LDN appears to modulate (so may increase or decrease immune reactivity as appropriate). Can increase natural killer cells, NK, and also macrophages, white cells.
So a hyper-immune state is calmed, and a low immune state can be enhanced. Like we see with medical Ozone (refer to ozone pages)
Its not a quick fix, so patients should be on this as a trial for 2-3 months.

Usually none, a few may have temporary insomnia, vivid dreams but that settles.
May also get a ‘die-off’ effect especially if infection involved.

Conditions that may be helped by LDN as an off-label use, as an additional treatment, rarely as a sole treatment are:

  • Gut motility disorders as IBS and SIBO induced – where low endorphins lower motility
  • MS
  • FMS and pain syndromes like CRPS
  • Restless Legs RLS
  • Glandular Fever EB virus, Hep B,C and other chronic viral, bacterial infections
  • Ankylosing Spondylitis, Rheumatoid arthritis, Lupus
  • Parkinson’s Disease
  • Cancers like ovarian, lung
  • AID -auto immune disorders

For an informative interview see this Vimeo video


Commenting area

  1. Hi Where can I purchase LDN in New Zealand

    • wjr@wave.co.nz December 18, 2016 at 8:33 pm · · Reply

      Hi, actually LDN is a prescription med in New Zealand so cannot be privately purchased unless through a registered medical practitioner.

  2. Hi there,

    Is LDN at a position where it can be prescribed for Hashimoto’s in New Zealand?

    Thank you

  3. Hi Dr Bill,
    Do you know where I can get a prescription for Naltrexone in Auckland? I have moved from the states where I had good results from it and need to find a doctor here.

  4. Angela Mangnall July 21, 2017 at 4:12 pm · · Reply

    Hi Dr Bill

    I suffer from ankylosing Spondylitis. I try to mange the symptoms by exercise, diet and supplements however I still have significant pain. I cannot tolerate NSAIDs and am really reluctant to go onto DMARD medication. I’ve been reading about LDN and wondering if it could help me – is this something my doctor could prescribe?
══════
# List of tasks
[A] Answer these from the LDN text:
(i) For how long should patients try LDN as a trial?
(ii) What temporary effects may a few people have?
(iii) According to the reply in the commenting area, through whom can LDN be obtained in New Zealand?
[B] Please write out the stretch of the LDN text from "1. Hi Where" through "a doctor here.".

Dataset entries:
══════
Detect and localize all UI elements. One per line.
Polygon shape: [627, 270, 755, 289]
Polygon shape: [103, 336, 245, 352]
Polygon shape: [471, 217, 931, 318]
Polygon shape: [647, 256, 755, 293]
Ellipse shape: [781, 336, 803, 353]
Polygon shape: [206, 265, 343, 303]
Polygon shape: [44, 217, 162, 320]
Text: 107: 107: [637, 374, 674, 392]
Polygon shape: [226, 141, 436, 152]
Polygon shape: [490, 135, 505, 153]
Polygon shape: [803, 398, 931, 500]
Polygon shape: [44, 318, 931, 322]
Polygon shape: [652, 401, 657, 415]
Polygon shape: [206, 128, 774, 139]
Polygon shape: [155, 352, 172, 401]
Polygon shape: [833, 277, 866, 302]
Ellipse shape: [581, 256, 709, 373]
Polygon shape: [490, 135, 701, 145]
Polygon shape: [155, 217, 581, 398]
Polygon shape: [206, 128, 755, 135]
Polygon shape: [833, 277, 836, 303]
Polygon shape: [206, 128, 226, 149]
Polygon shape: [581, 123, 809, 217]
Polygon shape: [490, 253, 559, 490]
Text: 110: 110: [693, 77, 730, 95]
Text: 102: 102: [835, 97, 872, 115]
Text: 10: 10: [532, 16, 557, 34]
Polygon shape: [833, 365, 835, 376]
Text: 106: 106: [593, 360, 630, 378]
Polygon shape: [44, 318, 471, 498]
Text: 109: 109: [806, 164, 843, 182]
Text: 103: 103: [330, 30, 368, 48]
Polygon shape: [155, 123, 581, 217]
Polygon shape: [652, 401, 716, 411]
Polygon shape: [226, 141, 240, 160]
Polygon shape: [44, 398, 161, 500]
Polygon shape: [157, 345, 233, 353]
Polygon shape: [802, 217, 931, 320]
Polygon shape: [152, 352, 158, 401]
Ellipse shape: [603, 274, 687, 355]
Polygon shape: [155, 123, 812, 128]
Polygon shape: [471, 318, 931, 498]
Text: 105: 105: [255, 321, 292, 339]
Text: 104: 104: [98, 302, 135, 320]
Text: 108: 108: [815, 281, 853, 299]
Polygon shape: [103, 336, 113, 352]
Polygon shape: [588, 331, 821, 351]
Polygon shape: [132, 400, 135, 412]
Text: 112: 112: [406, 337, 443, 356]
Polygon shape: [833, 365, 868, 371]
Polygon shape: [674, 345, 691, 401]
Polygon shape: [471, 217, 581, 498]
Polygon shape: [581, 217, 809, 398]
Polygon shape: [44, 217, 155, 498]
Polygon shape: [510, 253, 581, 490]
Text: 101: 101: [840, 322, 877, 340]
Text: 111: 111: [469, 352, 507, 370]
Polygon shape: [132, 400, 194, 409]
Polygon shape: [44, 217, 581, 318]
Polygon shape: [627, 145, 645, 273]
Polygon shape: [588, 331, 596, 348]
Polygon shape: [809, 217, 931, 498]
══════
# Answer set
[A]
(i) 2-3 months
(ii) Insomnia and vivid dreams
(iii) A registered medical practitioner

[B]
1. Hi Where can I purchase LDN in New Zealand

    • wjr@wave.co.nz December 18, 2016 at 8:33 pm · · Reply

      Hi, actually LDN is a prescription med in New Zealand so cannot be privately purchased unless through a registered medical practitioner.

  2. Hi there,

    Is LDN at a position where it can be prescribed for Hashimoto’s in New Zealand?

    Thank you

  3. Hi Dr Bill,
    Do you know where I can get a prescription for Naltrexone in Auckland? I have moved from the states where I had good results from it and need to find a doctor here.